--- Task brief ---
In the material below, find all lines with the string "Bronx" and copy them.

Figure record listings
^^^^^^^^^^^^^^^^

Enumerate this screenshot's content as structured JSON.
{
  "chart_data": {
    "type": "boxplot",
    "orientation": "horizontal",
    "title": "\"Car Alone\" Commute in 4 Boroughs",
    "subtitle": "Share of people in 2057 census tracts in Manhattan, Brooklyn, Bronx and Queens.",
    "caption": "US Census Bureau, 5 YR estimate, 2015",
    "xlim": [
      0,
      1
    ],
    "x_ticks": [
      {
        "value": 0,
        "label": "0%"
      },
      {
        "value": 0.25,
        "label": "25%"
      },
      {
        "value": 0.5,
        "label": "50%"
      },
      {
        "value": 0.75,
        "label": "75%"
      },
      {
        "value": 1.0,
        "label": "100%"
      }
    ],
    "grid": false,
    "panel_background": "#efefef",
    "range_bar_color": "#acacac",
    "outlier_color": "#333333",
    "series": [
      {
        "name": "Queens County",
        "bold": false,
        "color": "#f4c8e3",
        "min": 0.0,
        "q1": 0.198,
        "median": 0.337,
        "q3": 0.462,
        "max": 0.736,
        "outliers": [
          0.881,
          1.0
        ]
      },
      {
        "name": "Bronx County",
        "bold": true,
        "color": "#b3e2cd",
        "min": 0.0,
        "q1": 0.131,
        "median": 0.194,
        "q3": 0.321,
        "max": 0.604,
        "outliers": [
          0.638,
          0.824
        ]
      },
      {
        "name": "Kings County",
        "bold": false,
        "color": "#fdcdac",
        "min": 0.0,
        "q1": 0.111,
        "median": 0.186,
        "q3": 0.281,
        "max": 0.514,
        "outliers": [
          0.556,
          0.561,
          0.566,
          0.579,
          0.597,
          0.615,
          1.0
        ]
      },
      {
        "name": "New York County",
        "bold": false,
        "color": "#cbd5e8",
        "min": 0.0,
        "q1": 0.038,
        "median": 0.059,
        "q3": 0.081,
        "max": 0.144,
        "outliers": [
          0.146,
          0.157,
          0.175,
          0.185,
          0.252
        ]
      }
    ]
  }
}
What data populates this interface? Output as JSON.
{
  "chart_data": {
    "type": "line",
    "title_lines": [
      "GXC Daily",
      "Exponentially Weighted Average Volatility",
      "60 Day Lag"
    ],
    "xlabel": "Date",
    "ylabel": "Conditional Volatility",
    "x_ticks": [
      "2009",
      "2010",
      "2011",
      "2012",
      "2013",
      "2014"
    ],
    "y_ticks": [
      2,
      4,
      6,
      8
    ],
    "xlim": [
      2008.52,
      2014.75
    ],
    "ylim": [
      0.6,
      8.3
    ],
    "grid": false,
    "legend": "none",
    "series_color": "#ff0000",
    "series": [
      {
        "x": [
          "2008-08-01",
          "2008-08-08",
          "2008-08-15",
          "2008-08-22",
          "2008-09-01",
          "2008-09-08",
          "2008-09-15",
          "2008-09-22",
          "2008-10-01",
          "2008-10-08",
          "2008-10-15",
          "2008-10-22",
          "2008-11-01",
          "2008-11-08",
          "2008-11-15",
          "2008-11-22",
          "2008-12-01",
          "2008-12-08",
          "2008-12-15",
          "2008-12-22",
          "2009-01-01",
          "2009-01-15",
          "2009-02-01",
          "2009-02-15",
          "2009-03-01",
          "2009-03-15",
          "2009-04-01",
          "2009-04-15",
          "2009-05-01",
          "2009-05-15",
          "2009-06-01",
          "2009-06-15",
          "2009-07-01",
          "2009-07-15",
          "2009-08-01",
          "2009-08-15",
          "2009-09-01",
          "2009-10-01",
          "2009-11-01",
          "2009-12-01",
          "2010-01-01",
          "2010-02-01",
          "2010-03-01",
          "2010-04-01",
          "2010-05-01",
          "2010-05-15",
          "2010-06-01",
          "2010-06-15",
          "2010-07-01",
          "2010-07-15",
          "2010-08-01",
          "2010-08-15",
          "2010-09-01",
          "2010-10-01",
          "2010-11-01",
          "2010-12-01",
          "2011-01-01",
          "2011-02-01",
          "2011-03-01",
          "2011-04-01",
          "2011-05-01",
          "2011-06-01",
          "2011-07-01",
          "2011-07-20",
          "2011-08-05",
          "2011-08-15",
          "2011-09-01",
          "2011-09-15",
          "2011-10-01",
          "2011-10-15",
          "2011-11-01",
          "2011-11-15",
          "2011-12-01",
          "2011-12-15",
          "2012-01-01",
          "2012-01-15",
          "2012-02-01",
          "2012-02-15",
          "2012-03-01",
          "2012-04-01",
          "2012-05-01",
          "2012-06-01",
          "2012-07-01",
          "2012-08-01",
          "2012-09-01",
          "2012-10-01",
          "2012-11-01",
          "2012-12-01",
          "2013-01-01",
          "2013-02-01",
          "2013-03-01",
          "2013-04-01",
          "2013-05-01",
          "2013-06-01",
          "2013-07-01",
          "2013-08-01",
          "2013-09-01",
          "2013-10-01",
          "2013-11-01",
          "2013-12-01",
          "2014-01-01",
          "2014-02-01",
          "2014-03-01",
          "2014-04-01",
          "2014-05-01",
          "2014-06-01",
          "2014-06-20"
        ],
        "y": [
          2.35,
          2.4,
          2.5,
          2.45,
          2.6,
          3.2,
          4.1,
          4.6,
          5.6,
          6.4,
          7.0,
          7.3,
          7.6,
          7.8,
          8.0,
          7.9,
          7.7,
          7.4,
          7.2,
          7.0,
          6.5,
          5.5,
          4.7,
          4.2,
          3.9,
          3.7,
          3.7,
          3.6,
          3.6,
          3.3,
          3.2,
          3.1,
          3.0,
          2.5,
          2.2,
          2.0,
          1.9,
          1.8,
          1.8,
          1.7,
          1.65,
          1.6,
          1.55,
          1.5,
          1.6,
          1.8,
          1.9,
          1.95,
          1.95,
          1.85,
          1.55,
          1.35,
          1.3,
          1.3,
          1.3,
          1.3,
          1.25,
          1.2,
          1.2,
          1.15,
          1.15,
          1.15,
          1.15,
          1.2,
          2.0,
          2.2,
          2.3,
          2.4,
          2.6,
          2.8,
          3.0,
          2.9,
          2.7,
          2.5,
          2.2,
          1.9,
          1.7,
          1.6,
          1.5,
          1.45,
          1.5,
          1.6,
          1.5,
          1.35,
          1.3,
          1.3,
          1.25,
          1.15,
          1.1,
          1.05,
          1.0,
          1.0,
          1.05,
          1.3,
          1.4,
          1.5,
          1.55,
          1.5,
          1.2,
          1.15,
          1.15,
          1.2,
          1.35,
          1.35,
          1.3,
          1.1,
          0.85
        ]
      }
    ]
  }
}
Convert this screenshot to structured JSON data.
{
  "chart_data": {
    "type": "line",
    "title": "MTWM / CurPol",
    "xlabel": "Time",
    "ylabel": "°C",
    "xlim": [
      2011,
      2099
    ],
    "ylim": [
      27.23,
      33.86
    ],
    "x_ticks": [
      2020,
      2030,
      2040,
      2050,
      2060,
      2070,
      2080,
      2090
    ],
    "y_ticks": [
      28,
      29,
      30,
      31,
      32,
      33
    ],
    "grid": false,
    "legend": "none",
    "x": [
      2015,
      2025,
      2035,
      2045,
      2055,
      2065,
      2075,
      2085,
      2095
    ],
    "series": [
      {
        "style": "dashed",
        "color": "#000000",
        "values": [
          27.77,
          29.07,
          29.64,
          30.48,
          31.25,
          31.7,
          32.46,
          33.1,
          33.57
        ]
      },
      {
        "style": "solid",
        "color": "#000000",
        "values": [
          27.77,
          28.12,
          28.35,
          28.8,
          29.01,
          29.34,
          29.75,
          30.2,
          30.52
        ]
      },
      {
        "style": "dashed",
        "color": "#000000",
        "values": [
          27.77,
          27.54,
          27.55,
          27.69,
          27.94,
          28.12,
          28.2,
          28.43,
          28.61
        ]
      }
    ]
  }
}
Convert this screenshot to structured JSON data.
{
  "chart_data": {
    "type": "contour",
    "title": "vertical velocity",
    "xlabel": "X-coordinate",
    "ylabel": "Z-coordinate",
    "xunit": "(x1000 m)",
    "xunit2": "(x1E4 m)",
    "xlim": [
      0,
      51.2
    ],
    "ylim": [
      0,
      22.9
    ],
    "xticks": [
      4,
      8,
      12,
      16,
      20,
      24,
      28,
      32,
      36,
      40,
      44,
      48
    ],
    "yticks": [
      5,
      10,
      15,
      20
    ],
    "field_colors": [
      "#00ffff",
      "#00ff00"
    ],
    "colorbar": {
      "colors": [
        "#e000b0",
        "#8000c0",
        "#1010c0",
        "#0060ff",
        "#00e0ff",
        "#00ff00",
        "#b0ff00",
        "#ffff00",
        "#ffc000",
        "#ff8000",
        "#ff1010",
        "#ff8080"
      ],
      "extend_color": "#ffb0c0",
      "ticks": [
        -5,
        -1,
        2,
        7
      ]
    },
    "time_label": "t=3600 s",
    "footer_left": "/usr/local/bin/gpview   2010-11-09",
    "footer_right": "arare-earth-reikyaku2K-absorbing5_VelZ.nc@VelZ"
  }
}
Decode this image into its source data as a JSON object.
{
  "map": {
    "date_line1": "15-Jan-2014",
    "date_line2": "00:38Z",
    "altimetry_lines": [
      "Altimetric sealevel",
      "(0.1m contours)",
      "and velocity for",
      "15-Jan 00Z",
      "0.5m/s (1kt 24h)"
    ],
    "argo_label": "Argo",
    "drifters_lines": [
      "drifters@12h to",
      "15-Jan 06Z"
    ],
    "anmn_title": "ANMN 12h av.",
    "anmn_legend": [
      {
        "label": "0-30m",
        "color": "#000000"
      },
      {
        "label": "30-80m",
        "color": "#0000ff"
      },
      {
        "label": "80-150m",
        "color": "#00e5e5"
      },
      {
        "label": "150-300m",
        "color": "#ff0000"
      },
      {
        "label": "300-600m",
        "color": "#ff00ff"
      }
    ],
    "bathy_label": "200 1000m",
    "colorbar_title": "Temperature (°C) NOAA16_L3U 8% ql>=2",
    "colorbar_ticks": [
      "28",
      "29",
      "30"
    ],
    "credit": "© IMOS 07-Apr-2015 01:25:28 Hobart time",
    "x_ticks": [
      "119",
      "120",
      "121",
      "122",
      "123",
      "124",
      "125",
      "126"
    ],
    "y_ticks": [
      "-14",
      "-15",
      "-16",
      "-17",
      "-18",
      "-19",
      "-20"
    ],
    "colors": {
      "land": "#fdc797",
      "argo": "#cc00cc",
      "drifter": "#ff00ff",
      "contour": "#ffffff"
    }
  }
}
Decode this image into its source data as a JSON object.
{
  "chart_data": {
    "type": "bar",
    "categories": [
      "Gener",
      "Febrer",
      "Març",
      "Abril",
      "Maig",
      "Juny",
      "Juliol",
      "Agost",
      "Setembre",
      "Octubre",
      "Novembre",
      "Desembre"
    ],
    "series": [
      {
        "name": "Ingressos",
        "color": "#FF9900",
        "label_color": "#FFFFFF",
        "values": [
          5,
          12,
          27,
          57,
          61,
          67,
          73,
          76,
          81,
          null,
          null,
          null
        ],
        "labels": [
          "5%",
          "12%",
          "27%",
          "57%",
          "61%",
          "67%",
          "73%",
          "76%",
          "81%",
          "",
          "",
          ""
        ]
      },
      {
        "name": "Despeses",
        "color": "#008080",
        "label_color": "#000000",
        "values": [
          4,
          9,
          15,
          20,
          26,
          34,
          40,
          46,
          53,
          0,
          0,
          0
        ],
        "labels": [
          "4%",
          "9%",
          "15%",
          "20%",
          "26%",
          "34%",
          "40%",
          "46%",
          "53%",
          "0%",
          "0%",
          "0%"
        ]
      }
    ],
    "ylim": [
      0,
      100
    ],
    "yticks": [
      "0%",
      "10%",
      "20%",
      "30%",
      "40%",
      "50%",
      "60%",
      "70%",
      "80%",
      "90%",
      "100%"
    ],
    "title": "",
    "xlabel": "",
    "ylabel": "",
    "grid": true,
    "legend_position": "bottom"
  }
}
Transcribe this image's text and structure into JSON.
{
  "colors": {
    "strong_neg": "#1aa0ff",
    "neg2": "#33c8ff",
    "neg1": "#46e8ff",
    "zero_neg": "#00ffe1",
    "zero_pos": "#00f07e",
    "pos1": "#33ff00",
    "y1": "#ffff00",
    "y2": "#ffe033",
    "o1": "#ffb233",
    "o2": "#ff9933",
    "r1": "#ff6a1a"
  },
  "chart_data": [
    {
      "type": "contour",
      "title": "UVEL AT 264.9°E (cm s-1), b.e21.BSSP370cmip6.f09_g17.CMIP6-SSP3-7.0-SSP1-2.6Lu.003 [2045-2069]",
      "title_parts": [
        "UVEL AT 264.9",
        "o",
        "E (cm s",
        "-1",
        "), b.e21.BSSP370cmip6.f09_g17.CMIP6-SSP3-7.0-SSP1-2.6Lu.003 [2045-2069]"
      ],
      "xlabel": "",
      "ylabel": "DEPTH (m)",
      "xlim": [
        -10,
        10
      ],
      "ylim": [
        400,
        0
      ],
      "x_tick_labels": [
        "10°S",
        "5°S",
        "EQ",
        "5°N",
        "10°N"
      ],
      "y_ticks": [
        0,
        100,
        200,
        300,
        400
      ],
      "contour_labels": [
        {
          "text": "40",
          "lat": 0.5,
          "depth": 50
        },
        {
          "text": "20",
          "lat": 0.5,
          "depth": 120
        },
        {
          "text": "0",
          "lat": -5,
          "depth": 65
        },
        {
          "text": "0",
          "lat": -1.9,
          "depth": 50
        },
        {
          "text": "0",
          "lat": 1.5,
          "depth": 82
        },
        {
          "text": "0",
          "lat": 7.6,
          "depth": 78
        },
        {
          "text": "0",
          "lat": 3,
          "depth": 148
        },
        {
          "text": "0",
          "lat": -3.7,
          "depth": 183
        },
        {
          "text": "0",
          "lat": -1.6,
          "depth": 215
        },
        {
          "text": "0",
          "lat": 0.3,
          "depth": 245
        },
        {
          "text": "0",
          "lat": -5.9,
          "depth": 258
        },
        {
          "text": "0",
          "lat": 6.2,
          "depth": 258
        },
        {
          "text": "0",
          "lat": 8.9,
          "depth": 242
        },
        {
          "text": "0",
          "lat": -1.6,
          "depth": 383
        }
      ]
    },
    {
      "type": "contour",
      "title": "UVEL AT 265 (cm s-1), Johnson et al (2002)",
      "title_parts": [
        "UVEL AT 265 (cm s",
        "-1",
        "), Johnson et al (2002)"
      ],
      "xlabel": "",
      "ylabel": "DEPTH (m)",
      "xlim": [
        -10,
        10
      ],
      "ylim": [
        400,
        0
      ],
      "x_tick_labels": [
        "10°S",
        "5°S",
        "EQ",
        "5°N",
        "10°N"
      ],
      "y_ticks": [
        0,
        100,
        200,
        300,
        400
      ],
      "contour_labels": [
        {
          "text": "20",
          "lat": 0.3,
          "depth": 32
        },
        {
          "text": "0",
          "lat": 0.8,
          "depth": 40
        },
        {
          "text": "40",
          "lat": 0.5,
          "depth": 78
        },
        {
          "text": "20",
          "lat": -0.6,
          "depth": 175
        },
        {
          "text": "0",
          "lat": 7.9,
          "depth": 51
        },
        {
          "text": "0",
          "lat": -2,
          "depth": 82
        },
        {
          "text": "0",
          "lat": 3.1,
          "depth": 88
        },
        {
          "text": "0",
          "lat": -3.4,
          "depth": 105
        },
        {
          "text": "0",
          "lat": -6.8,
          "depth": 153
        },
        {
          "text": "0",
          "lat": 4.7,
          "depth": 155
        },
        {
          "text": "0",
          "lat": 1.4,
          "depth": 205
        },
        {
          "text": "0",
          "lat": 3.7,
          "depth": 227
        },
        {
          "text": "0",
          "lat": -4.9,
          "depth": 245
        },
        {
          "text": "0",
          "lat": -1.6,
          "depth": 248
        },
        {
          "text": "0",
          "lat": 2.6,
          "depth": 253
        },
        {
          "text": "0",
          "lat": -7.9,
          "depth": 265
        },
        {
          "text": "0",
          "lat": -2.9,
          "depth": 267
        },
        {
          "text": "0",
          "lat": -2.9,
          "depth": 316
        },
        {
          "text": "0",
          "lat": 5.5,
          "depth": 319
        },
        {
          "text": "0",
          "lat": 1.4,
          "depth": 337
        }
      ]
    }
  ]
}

^^^^^^^^^^^^^^^^

--- Result of the task ---
    "subtitle": "Share of people in 2057 census tracts in Manhattan, Brooklyn, Bronx and Queens.",
        "name": "Bronx County",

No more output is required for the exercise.